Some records
..............................
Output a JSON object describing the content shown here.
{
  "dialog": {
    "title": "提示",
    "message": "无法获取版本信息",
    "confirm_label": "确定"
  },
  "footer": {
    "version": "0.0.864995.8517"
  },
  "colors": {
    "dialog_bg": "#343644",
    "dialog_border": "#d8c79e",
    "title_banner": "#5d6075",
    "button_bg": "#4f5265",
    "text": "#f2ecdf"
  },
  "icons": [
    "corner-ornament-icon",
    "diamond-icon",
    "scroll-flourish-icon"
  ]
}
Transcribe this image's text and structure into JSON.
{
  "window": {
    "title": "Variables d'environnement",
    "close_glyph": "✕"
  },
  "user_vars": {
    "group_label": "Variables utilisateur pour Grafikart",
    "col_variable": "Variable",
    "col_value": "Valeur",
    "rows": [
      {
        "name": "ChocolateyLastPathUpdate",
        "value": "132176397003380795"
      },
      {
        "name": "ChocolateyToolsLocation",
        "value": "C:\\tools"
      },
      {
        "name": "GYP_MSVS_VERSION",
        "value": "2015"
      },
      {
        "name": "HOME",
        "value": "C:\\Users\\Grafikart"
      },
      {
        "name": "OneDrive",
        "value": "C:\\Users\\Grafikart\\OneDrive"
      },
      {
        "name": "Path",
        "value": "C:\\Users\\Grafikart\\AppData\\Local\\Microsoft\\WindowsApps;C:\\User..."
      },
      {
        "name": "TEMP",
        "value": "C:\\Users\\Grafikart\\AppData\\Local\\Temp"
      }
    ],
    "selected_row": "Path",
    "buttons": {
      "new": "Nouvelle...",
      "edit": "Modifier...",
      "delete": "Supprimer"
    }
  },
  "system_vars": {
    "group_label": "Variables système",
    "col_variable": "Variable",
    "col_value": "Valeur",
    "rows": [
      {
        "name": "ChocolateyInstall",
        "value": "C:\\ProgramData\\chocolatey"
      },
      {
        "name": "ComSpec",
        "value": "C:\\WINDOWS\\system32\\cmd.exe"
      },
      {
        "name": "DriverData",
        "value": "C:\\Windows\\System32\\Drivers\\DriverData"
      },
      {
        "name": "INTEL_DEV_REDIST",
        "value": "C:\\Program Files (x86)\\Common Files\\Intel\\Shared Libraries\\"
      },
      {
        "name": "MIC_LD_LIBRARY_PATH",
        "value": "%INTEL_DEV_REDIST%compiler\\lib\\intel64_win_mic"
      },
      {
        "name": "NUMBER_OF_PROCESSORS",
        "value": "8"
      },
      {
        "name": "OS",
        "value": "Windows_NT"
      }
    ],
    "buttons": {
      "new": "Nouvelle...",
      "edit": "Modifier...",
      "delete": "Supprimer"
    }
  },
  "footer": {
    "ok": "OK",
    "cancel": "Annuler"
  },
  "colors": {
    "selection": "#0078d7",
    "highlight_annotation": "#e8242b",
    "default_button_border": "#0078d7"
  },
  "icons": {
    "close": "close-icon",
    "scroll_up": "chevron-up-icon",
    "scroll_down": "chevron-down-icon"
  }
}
..............................
(Work to be completed) Gather and return every line that holds the string "DriverData".

(Answer to this task)
        "name": "DriverData",
        "value": "C:\\Windows\\System32\\Drivers\\DriverData"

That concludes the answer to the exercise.